Copy every line, leaving nothing out and adding nothing.

A run of records:
□ □ □
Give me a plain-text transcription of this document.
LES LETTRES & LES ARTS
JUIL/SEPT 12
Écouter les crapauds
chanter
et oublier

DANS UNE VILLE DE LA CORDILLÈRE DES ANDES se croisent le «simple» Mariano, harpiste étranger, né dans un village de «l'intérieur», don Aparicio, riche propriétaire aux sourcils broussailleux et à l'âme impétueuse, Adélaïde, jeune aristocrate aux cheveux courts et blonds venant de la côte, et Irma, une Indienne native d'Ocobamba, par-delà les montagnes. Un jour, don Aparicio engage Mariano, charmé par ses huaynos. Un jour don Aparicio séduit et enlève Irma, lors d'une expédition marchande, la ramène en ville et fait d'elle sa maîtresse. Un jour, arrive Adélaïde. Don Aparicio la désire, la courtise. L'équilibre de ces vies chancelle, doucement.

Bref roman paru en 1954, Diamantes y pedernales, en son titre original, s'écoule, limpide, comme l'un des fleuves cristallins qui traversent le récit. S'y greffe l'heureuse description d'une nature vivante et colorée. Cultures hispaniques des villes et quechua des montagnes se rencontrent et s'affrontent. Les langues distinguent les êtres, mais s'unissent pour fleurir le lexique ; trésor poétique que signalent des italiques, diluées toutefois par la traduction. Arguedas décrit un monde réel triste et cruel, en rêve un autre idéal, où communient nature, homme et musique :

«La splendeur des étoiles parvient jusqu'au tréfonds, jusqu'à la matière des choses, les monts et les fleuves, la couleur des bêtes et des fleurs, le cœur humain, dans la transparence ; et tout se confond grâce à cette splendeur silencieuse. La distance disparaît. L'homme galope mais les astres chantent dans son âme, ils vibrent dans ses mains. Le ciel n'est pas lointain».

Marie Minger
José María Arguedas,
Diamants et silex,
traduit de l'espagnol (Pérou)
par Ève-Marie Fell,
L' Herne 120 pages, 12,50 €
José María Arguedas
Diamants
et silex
□ □ □
SOLUTION TO THIS EXERCISE:
Give me a plain-text transcription of this document.
LES LETTRES & LES ARTS
JUIL/SEPT 12
Écouter les crapauds
chanter
et oublier

DANS UNE VILLE DE LA CORDILLÈRE DES ANDES se croisent le «simple» Mariano, harpiste étranger, né dans un village de «l'intérieur», don Aparicio, riche propriétaire aux sourcils broussailleux et à l'âme impétueuse, Adélaïde, jeune aristocrate aux cheveux courts et blonds venant de la côte, et Irma, une Indienne native d'Ocobamba, par-delà les montagnes. Un jour, don Aparicio engage Mariano, charmé par ses huaynos. Un jour don Aparicio séduit et enlève Irma, lors d'une expédition marchande, la ramène en ville et fait d'elle sa maîtresse. Un jour, arrive Adélaïde. Don Aparicio la désire, la courtise. L'équilibre de ces vies chancelle, doucement.

Bref roman paru en 1954, Diamantes y pedernales, en son titre original, s'écoule, limpide, comme l'un des fleuves cristallins qui traversent le récit. S'y greffe l'heureuse description d'une nature vivante et colorée. Cultures hispaniques des villes et quechua des montagnes se rencontrent et s'affrontent. Les langues distinguent les êtres, mais s'unissent pour fleurir le lexique ; trésor poétique que signalent des italiques, diluées toutefois par la traduction. Arguedas décrit un monde réel triste et cruel, en rêve un autre idéal, où communient nature, homme et musique :

«La splendeur des étoiles parvient jusqu'au tréfonds, jusqu'à la matière des choses, les monts et les fleuves, la couleur des bêtes et des fleurs, le cœur humain, dans la transparence ; et tout se confond grâce à cette splendeur silencieuse. La distance disparaît. L'homme galope mais les astres chantent dans son âme, ils vibrent dans ses mains. Le ciel n'est pas lointain».

Marie Minger
José María Arguedas,
Diamants et silex,
traduit de l'espagnol (Pérou)
par Ève-Marie Fell,
L' Herne 120 pages, 12,50 €
José María Arguedas
Diamants
et silex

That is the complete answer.